TASK DATA:
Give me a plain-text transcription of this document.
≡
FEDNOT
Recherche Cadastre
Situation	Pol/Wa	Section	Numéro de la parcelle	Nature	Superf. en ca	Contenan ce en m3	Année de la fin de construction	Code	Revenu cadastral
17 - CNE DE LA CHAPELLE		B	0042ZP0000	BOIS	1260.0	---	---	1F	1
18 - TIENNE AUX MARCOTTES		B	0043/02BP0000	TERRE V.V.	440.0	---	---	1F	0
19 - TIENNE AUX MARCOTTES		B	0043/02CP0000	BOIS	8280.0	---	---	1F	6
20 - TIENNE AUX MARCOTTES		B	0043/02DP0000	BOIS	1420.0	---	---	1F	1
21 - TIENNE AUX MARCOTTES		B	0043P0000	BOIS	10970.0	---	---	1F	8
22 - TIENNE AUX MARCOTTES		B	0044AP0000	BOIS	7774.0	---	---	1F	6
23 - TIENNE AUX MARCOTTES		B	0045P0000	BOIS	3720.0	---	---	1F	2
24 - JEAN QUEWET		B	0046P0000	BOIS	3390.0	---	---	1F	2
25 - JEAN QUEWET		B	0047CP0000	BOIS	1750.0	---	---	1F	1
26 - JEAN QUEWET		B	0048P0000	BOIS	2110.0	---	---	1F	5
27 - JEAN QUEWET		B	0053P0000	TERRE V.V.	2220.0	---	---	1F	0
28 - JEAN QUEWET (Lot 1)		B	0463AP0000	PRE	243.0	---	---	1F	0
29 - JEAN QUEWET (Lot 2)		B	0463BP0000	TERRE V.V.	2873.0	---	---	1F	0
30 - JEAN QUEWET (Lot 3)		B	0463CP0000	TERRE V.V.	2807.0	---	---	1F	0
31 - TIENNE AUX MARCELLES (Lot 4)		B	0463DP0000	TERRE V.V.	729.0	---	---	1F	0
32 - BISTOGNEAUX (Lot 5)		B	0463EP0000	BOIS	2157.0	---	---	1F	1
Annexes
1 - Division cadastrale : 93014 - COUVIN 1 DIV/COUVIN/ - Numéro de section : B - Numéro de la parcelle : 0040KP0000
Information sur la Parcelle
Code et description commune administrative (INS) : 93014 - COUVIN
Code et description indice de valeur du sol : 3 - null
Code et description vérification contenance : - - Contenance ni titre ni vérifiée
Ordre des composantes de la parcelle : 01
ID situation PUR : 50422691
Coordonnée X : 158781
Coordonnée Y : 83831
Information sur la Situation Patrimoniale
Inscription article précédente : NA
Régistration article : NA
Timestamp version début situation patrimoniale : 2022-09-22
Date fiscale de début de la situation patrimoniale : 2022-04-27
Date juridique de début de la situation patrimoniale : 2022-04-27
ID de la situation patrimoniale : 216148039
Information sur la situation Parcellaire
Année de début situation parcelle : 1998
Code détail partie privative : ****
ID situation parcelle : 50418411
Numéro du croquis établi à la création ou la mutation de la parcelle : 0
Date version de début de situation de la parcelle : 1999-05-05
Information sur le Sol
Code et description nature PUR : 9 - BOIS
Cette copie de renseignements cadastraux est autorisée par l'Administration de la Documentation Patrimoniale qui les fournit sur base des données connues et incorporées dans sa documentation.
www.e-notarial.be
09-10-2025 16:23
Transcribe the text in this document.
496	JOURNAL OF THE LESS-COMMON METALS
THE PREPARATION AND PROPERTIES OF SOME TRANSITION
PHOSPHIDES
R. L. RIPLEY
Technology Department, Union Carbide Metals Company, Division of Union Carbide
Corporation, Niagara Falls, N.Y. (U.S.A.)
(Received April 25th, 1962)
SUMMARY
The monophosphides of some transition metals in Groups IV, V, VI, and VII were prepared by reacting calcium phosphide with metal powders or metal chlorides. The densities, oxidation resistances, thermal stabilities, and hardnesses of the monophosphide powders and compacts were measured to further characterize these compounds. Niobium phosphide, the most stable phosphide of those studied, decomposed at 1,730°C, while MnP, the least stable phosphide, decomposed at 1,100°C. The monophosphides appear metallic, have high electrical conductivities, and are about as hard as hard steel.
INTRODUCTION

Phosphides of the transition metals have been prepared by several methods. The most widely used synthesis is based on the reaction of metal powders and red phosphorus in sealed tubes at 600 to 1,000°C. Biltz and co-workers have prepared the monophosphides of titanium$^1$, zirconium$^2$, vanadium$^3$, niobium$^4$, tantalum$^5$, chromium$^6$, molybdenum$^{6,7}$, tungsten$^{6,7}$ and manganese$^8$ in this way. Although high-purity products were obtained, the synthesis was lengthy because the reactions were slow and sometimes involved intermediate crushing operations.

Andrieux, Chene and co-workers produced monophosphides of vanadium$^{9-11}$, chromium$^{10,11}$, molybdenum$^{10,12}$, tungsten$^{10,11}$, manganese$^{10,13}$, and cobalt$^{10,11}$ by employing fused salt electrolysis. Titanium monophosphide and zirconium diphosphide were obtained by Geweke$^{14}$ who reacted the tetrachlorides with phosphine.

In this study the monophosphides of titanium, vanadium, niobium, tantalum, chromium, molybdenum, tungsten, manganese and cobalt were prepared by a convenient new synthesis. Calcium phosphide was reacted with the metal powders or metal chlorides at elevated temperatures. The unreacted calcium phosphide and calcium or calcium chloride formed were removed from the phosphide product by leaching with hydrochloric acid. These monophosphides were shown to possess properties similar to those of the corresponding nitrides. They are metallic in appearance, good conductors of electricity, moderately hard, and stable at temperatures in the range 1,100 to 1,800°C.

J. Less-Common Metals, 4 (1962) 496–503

WHAT YOU ARE ASKED TO DO:
Write out the whole listing again, exactly as it stands.

TASK SOLUTION:
Give me a plain-text transcription of this document.
≡
FEDNOT
Recherche Cadastre
Situation	Pol/Wa	Section	Numéro de la parcelle	Nature	Superf. en ca	Contenan ce en m3	Année de la fin de construction	Code	Revenu cadastral
17 - CNE DE LA CHAPELLE		B	0042ZP0000	BOIS	1260.0	---	---	1F	1
18 - TIENNE AUX MARCOTTES		B	0043/02BP0000	TERRE V.V.	440.0	---	---	1F	0
19 - TIENNE AUX MARCOTTES		B	0043/02CP0000	BOIS	8280.0	---	---	1F	6
20 - TIENNE AUX MARCOTTES		B	0043/02DP0000	BOIS	1420.0	---	---	1F	1
21 - TIENNE AUX MARCOTTES		B	0043P0000	BOIS	10970.0	---	---	1F	8
22 - TIENNE AUX MARCOTTES		B	0044AP0000	BOIS	7774.0	---	---	1F	6
23 - TIENNE AUX MARCOTTES		B	0045P0000	BOIS	3720.0	---	---	1F	2
24 - JEAN QUEWET		B	0046P0000	BOIS	3390.0	---	---	1F	2
25 - JEAN QUEWET		B	0047CP0000	BOIS	1750.0	---	---	1F	1
26 - JEAN QUEWET		B	0048P0000	BOIS	2110.0	---	---	1F	5
27 - JEAN QUEWET		B	0053P0000	TERRE V.V.	2220.0	---	---	1F	0
28 - JEAN QUEWET (Lot 1)		B	0463AP0000	PRE	243.0	---	---	1F	0
29 - JEAN QUEWET (Lot 2)		B	0463BP0000	TERRE V.V.	2873.0	---	---	1F	0
30 - JEAN QUEWET (Lot 3)		B	0463CP0000	TERRE V.V.	2807.0	---	---	1F	0
31 - TIENNE AUX MARCELLES (Lot 4)		B	0463DP0000	TERRE V.V.	729.0	---	---	1F	0
32 - BISTOGNEAUX (Lot 5)		B	0463EP0000	BOIS	2157.0	---	---	1F	1
Annexes
1 - Division cadastrale : 93014 - COUVIN 1 DIV/COUVIN/ - Numéro de section : B - Numéro de la parcelle : 0040KP0000
Information sur la Parcelle
Code et description commune administrative (INS) : 93014 - COUVIN
Code et description indice de valeur du sol : 3 - null
Code et description vérification contenance : - - Contenance ni titre ni vérifiée
Ordre des composantes de la parcelle : 01
ID situation PUR : 50422691
Coordonnée X : 158781
Coordonnée Y : 83831
Information sur la Situation Patrimoniale
Inscription article précédente : NA
Régistration article : NA
Timestamp version début situation patrimoniale : 2022-09-22
Date fiscale de début de la situation patrimoniale : 2022-04-27
Date juridique de début de la situation patrimoniale : 2022-04-27
ID de la situation patrimoniale : 216148039
Information sur la situation Parcellaire
Année de début situation parcelle : 1998
Code détail partie privative : ****
ID situation parcelle : 50418411
Numéro du croquis établi à la création ou la mutation de la parcelle : 0
Date version de début de situation de la parcelle : 1999-05-05
Information sur le Sol
Code et description nature PUR : 9 - BOIS
Cette copie de renseignements cadastraux est autorisée par l'Administration de la Documentation Patrimoniale qui les fournit sur base des données connues et incorporées dans sa documentation.
www.e-notarial.be
09-10-2025 16:23
Transcribe the text in this document.
496	JOURNAL OF THE LESS-COMMON METALS
THE PREPARATION AND PROPERTIES OF SOME TRANSITION
PHOSPHIDES
R. L. RIPLEY
Technology Department, Union Carbide Metals Company, Division of Union Carbide
Corporation, Niagara Falls, N.Y. (U.S.A.)
(Received April 25th, 1962)
SUMMARY
The monophosphides of some transition metals in Groups IV, V, VI, and VII were prepared by reacting calcium phosphide with metal powders or metal chlorides. The densities, oxidation resistances, thermal stabilities, and hardnesses of the monophosphide powders and compacts were measured to further characterize these compounds. Niobium phosphide, the most stable phosphide of those studied, decomposed at 1,730°C, while MnP, the least stable phosphide, decomposed at 1,100°C. The monophosphides appear metallic, have high electrical conductivities, and are about as hard as hard steel.
INTRODUCTION

Phosphides of the transition metals have been prepared by several methods. The most widely used synthesis is based on the reaction of metal powders and red phosphorus in sealed tubes at 600 to 1,000°C. Biltz and co-workers have prepared the monophosphides of titanium$^1$, zirconium$^2$, vanadium$^3$, niobium$^4$, tantalum$^5$, chromium$^6$, molybdenum$^{6,7}$, tungsten$^{6,7}$ and manganese$^8$ in this way. Although high-purity products were obtained, the synthesis was lengthy because the reactions were slow and sometimes involved intermediate crushing operations.

Andrieux, Chene and co-workers produced monophosphides of vanadium$^{9-11}$, chromium$^{10,11}$, molybdenum$^{10,12}$, tungsten$^{10,11}$, manganese$^{10,13}$, and cobalt$^{10,11}$ by employing fused salt electrolysis. Titanium monophosphide and zirconium diphosphide were obtained by Geweke$^{14}$ who reacted the tetrachlorides with phosphine.

In this study the monophosphides of titanium, vanadium, niobium, tantalum, chromium, molybdenum, tungsten, manganese and cobalt were prepared by a convenient new synthesis. Calcium phosphide was reacted with the metal powders or metal chlorides at elevated temperatures. The unreacted calcium phosphide and calcium or calcium chloride formed were removed from the phosphide product by leaching with hydrochloric acid. These monophosphides were shown to possess properties similar to those of the corresponding nitrides. They are metallic in appearance, good conductors of electricity, moderately hard, and stable at temperatures in the range 1,100 to 1,800°C.

J. Less-Common Metals, 4 (1962) 496–503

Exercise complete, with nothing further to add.